--- Written request ---
Within the records that follow, find every line containing the string "Difference". Copy those lines.

(Items from a figure collection)
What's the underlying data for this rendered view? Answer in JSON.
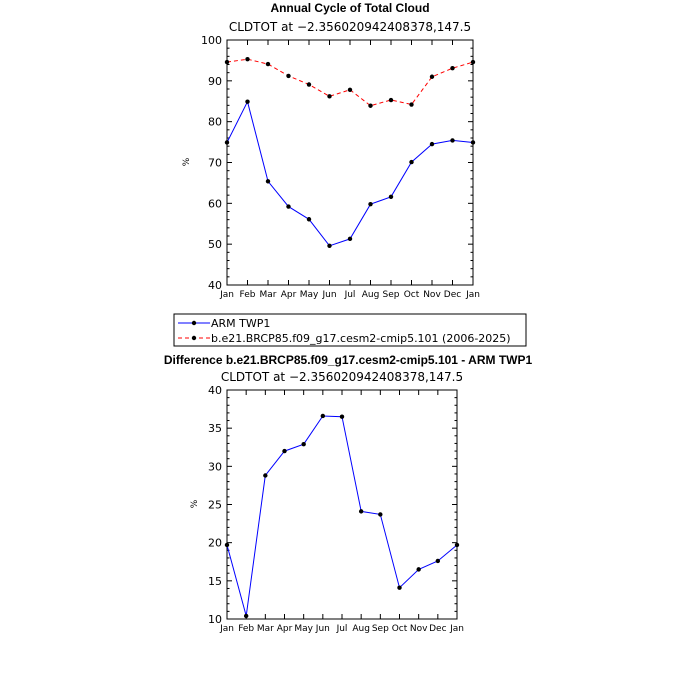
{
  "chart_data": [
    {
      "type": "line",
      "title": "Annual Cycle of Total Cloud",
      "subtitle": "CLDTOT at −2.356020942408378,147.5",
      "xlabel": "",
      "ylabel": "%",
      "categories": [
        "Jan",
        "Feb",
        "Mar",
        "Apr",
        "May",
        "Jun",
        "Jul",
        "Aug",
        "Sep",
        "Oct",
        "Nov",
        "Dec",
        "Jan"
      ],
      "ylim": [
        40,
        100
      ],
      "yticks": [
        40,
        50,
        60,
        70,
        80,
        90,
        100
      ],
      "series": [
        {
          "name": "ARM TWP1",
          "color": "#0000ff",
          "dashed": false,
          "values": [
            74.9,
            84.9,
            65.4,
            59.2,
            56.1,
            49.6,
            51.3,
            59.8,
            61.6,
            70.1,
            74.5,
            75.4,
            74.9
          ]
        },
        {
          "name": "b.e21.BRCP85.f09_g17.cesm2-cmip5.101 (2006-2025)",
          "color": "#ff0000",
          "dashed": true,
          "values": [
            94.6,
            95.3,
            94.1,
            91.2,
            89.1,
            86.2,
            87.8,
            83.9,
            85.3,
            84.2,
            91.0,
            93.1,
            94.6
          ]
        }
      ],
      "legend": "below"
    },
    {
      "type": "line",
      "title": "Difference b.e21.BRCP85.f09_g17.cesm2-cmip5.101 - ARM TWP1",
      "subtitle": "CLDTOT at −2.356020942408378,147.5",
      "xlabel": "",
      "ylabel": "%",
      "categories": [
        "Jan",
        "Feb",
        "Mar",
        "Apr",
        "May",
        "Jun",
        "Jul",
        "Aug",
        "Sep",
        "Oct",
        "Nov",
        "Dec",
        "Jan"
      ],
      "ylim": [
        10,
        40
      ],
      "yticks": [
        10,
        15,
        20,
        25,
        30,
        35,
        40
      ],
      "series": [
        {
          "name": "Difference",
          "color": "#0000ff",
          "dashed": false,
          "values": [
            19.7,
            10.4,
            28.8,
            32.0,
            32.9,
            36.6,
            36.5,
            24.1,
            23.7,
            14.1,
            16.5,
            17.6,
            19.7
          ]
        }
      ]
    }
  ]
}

--- Answer for the task ---
      "title": "Difference b.e21.BRCP85.f09_g17.cesm2-cmip5.101 - ARM TWP1",
          "name": "Difference",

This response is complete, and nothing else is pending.